WHAT NEEDS TO BE DONE =>
List every line in this data where the string "デリバリー" occurs.

THE INPUT =>
= = = = =

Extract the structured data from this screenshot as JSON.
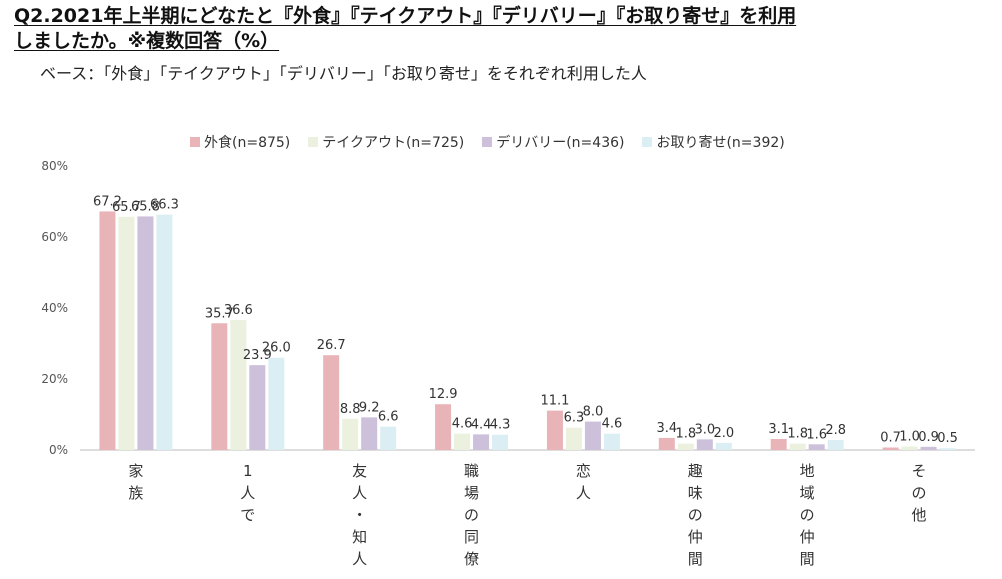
{
  "title_part1": "Q2.2021年上半期にどなたと『外食』『テイクアウト』『デリバリー』『お取り寄せ』を利用",
  "title_part2": "しましたか。※複数回答（%）",
  "base": "ベース：「外食」「テイクアウト」「デリバリー」「お取り寄せ」をそれぞれ利用した人",
  "chart_data": {
    "type": "bar",
    "categories": [
      "家族",
      "1人で",
      "友人・知人",
      "職場の同僚",
      "恋人",
      "趣味の仲間",
      "地域の仲間",
      "その他"
    ],
    "category_display": [
      [
        "家",
        "族"
      ],
      [
        "1",
        "人",
        "で"
      ],
      [
        "友",
        "人",
        "・",
        "知",
        "人"
      ],
      [
        "職",
        "場",
        "の",
        "同",
        "僚"
      ],
      [
        "恋",
        "人"
      ],
      [
        "趣",
        "味",
        "の",
        "仲",
        "間"
      ],
      [
        "地",
        "域",
        "の",
        "仲",
        "間"
      ],
      [
        "そ",
        "の",
        "他"
      ]
    ],
    "series": [
      {
        "name": "外食(n=875)",
        "color": "#e8b4b8",
        "values": [
          67.2,
          35.7,
          26.7,
          12.9,
          11.1,
          3.4,
          3.1,
          0.7
        ]
      },
      {
        "name": "テイクアウト(n=725)",
        "color": "#ebf1de",
        "values": [
          65.7,
          36.6,
          8.8,
          4.6,
          6.3,
          1.8,
          1.8,
          1.0
        ]
      },
      {
        "name": "デリバリー(n=436)",
        "color": "#ccc0da",
        "values": [
          65.8,
          23.9,
          9.2,
          4.4,
          8.0,
          3.0,
          1.6,
          0.9
        ]
      },
      {
        "name": "お取り寄せ(n=392)",
        "color": "#dbeef4",
        "values": [
          66.3,
          26.0,
          6.6,
          4.3,
          4.6,
          2.0,
          2.8,
          0.5
        ]
      }
    ],
    "yticks": [
      "0%",
      "20%",
      "40%",
      "60%",
      "80%"
    ],
    "ylim": [
      0,
      80
    ],
    "legend_position": "top"
  }
}
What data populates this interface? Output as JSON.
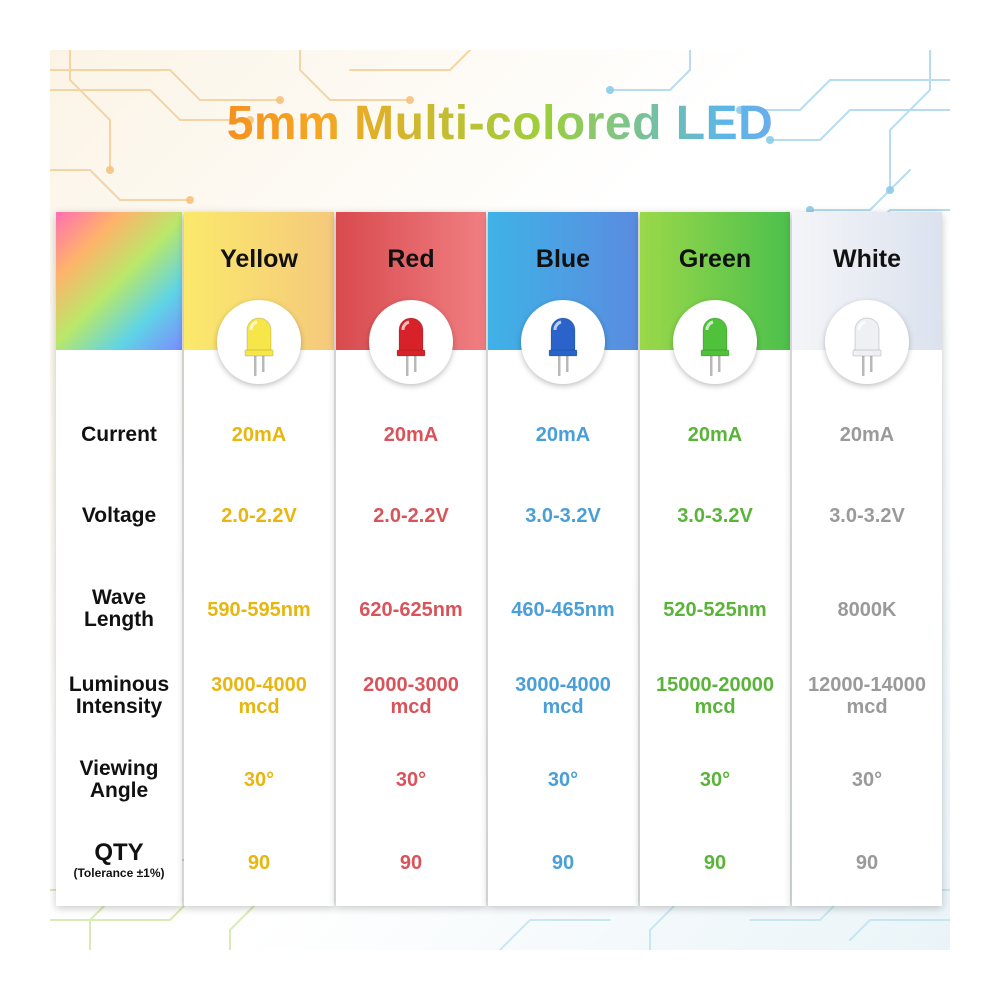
{
  "title": "5mm Multi-colored LED",
  "row_labels": {
    "current": "Current",
    "voltage": "Voltage",
    "wave_length_1": "Wave",
    "wave_length_2": "Length",
    "luminous_1": "Luminous",
    "luminous_2": "Intensity",
    "viewing_1": "Viewing",
    "viewing_2": "Angle",
    "qty": "QTY",
    "tolerance": "(Tolerance ±1%)"
  },
  "leds": [
    {
      "name": "Yellow",
      "text_color": "#e8b60f",
      "head_from": "#fbe96b",
      "head_to": "#f5c97c",
      "lens": "#f6e64a",
      "current": "20mA",
      "voltage": "2.0-2.2V",
      "wave": "590-595nm",
      "lum_1": "3000-4000",
      "lum_2": "mcd",
      "angle": "30°",
      "qty": "90"
    },
    {
      "name": "Red",
      "text_color": "#d9545a",
      "head_from": "#d84a4e",
      "head_to": "#f07f82",
      "lens": "#d8222a",
      "current": "20mA",
      "voltage": "2.0-2.2V",
      "wave": "620-625nm",
      "lum_1": "2000-3000",
      "lum_2": "mcd",
      "angle": "30°",
      "qty": "90"
    },
    {
      "name": "Blue",
      "text_color": "#4a9fd8",
      "head_from": "#3fb2e6",
      "head_to": "#5a8ce0",
      "lens": "#2a63c9",
      "current": "20mA",
      "voltage": "3.0-3.2V",
      "wave": "460-465nm",
      "lum_1": "3000-4000",
      "lum_2": "mcd",
      "angle": "30°",
      "qty": "90"
    },
    {
      "name": "Green",
      "text_color": "#5bb43a",
      "head_from": "#9ad84a",
      "head_to": "#4cc04c",
      "lens": "#4fc13a",
      "current": "20mA",
      "voltage": "3.0-3.2V",
      "wave": "520-525nm",
      "lum_1": "15000-20000",
      "lum_2": "mcd",
      "angle": "30°",
      "qty": "90"
    },
    {
      "name": "White",
      "text_color": "#9a9a9a",
      "head_from": "#f4f5f8",
      "head_to": "#dbe2ee",
      "lens": "#eef0f3",
      "current": "20mA",
      "voltage": "3.0-3.2V",
      "wave": "8000K",
      "lum_1": "12000-14000",
      "lum_2": "mcd",
      "angle": "30°",
      "qty": "90"
    }
  ]
}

= = = = =

EXERCISE OUTPUT =>
  "title_part1": "Q2.2021年上半期にどなたと『外食』『テイクアウト』『デリバリー』『お取り寄せ』を利用",
  "base": "ベース：「外食」「テイクアウト」「デリバリー」「お取り寄せ」をそれぞれ利用した人",
        "name": "デリバリー(n=436)",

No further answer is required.